— Begin —

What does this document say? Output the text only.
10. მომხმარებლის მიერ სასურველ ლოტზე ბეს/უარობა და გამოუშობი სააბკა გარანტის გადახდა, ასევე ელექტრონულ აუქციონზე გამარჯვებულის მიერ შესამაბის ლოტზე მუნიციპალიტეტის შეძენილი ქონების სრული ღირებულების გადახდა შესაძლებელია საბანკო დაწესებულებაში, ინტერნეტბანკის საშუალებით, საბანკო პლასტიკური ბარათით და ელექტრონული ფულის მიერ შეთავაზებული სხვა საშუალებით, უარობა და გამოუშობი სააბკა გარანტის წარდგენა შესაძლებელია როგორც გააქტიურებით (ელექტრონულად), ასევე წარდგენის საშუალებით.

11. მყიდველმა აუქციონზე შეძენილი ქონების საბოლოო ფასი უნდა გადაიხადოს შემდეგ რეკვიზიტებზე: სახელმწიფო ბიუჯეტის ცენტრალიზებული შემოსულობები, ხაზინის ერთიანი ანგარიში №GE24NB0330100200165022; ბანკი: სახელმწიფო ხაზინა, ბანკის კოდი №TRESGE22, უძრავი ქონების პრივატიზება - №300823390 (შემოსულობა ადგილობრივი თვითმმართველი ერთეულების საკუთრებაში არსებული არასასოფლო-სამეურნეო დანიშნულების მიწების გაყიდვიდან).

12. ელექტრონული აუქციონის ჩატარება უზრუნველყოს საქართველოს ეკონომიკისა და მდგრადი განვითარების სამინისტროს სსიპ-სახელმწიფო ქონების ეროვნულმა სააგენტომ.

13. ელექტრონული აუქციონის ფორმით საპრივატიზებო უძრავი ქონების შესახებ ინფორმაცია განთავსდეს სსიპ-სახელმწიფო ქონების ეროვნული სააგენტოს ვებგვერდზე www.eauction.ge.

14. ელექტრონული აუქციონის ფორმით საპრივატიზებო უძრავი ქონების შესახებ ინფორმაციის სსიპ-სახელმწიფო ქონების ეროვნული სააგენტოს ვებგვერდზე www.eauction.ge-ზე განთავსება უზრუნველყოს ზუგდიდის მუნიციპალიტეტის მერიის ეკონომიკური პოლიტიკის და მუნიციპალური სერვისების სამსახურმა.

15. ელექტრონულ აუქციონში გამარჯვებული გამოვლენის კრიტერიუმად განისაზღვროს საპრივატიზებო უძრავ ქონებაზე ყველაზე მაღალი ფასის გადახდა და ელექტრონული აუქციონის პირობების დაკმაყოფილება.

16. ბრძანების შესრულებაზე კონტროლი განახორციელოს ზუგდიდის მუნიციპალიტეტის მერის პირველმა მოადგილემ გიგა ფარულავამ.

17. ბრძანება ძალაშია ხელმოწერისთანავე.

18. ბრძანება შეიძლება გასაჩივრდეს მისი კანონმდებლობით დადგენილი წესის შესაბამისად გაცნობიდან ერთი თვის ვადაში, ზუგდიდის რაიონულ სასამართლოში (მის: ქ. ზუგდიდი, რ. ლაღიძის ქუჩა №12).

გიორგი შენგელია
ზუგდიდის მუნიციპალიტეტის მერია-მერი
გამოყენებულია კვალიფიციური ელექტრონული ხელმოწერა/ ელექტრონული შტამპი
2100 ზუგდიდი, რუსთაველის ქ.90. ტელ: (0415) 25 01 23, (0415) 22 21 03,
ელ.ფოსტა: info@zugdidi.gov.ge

— End —

- **Your instructions**
Pull out all lines of the data with the string "ეროვნული".

- **Response**
13. ელექტრონული აუქციონის ფორმით საპრივატიზებო უძრავი ქონების შესახებ ინფორმაცია განთავსდეს სსიპ-სახელმწიფო ქონების ეროვნული სააგენტოს ვებგვერდზე www.eauction.ge.
14. ელექტრონული აუქციონის ფორმით საპრივატიზებო უძრავი ქონების შესახებ ინფორმაციის სსიპ-სახელმწიფო ქონების ეროვნული სააგენტოს ვებგვერდზე www.eauction.ge-ზე განთავსება უზრუნველყოს ზუგდიდის მუნიციპალიტეტის მერიის ეკონომიკური პოლიტიკის და მუნიციპალური სერვისების სამსახურმა.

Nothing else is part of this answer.